--- Begin ---

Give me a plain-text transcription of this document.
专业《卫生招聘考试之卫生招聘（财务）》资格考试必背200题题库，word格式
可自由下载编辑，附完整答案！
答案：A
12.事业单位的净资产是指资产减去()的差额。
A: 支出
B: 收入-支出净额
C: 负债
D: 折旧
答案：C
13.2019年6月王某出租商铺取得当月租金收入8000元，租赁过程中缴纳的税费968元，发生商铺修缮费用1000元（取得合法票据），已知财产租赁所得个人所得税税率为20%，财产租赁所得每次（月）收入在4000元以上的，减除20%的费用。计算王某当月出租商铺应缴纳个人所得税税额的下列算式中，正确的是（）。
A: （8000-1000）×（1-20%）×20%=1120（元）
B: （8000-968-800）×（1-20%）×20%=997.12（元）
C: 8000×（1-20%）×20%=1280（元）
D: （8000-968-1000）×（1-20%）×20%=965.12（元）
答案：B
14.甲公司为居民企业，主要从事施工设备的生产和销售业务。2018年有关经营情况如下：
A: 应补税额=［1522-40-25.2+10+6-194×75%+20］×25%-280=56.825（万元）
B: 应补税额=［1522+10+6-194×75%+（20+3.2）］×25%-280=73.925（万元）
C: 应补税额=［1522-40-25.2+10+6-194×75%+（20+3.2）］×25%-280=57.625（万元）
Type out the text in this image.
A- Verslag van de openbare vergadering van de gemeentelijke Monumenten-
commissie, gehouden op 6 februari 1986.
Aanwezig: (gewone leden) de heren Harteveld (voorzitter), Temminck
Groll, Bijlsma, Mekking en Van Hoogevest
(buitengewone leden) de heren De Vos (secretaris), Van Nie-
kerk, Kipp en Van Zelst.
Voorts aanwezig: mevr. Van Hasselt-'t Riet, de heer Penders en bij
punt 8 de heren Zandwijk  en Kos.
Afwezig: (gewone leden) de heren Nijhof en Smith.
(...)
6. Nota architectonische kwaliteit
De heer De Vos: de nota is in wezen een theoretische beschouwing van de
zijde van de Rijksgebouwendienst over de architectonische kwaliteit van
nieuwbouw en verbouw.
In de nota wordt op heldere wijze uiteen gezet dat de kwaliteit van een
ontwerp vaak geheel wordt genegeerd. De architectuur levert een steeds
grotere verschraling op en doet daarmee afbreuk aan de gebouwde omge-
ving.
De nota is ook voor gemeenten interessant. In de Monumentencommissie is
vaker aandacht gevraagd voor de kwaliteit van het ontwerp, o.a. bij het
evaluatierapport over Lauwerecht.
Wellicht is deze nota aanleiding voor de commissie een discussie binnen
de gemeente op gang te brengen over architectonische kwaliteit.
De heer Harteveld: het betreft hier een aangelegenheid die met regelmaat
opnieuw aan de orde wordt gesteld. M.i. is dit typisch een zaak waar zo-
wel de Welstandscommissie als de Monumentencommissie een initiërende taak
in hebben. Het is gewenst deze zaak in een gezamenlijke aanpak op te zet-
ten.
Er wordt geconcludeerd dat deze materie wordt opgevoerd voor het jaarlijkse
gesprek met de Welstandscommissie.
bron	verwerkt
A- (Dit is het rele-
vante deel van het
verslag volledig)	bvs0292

--- End ---

Copy every line exactly. Leave nothing out.

- Reply to the task:
Give me a plain-text transcription of this document.
专业《卫生招聘考试之卫生招聘（财务）》资格考试必背200题题库，word格式
可自由下载编辑，附完整答案！
答案：A
12.事业单位的净资产是指资产减去()的差额。
A: 支出
B: 收入-支出净额
C: 负债
D: 折旧
答案：C
13.2019年6月王某出租商铺取得当月租金收入8000元，租赁过程中缴纳的税费968元，发生商铺修缮费用1000元（取得合法票据），已知财产租赁所得个人所得税税率为20%，财产租赁所得每次（月）收入在4000元以上的，减除20%的费用。计算王某当月出租商铺应缴纳个人所得税税额的下列算式中，正确的是（）。
A: （8000-1000）×（1-20%）×20%=1120（元）
B: （8000-968-800）×（1-20%）×20%=997.12（元）
C: 8000×（1-20%）×20%=1280（元）
D: （8000-968-1000）×（1-20%）×20%=965.12（元）
答案：B
14.甲公司为居民企业，主要从事施工设备的生产和销售业务。2018年有关经营情况如下：
A: 应补税额=［1522-40-25.2+10+6-194×75%+20］×25%-280=56.825（万元）
B: 应补税额=［1522+10+6-194×75%+（20+3.2）］×25%-280=73.925（万元）
C: 应补税额=［1522-40-25.2+10+6-194×75%+（20+3.2）］×25%-280=57.625（万元）
Type out the text in this image.
A- Verslag van de openbare vergadering van de gemeentelijke Monumenten-
commissie, gehouden op 6 februari 1986.
Aanwezig: (gewone leden) de heren Harteveld (voorzitter), Temminck
Groll, Bijlsma, Mekking en Van Hoogevest
(buitengewone leden) de heren De Vos (secretaris), Van Nie-
kerk, Kipp en Van Zelst.
Voorts aanwezig: mevr. Van Hasselt-'t Riet, de heer Penders en bij
punt 8 de heren Zandwijk  en Kos.
Afwezig: (gewone leden) de heren Nijhof en Smith.
(...)
6. Nota architectonische kwaliteit
De heer De Vos: de nota is in wezen een theoretische beschouwing van de
zijde van de Rijksgebouwendienst over de architectonische kwaliteit van
nieuwbouw en verbouw.
In de nota wordt op heldere wijze uiteen gezet dat de kwaliteit van een
ontwerp vaak geheel wordt genegeerd. De architectuur levert een steeds
grotere verschraling op en doet daarmee afbreuk aan de gebouwde omge-
ving.
De nota is ook voor gemeenten interessant. In de Monumentencommissie is
vaker aandacht gevraagd voor de kwaliteit van het ontwerp, o.a. bij het
evaluatierapport over Lauwerecht.
Wellicht is deze nota aanleiding voor de commissie een discussie binnen
de gemeente op gang te brengen over architectonische kwaliteit.
De heer Harteveld: het betreft hier een aangelegenheid die met regelmaat
opnieuw aan de orde wordt gesteld. M.i. is dit typisch een zaak waar zo-
wel de Welstandscommissie als de Monumentencommissie een initiërende taak
in hebben. Het is gewenst deze zaak in een gezamenlijke aanpak op te zet-
ten.
Er wordt geconcludeerd dat deze materie wordt opgevoerd voor het jaarlijkse
gesprek met de Welstandscommissie.
bron	verwerkt
A- (Dit is het rele-
vante deel van het
verslag volledig)	bvs0292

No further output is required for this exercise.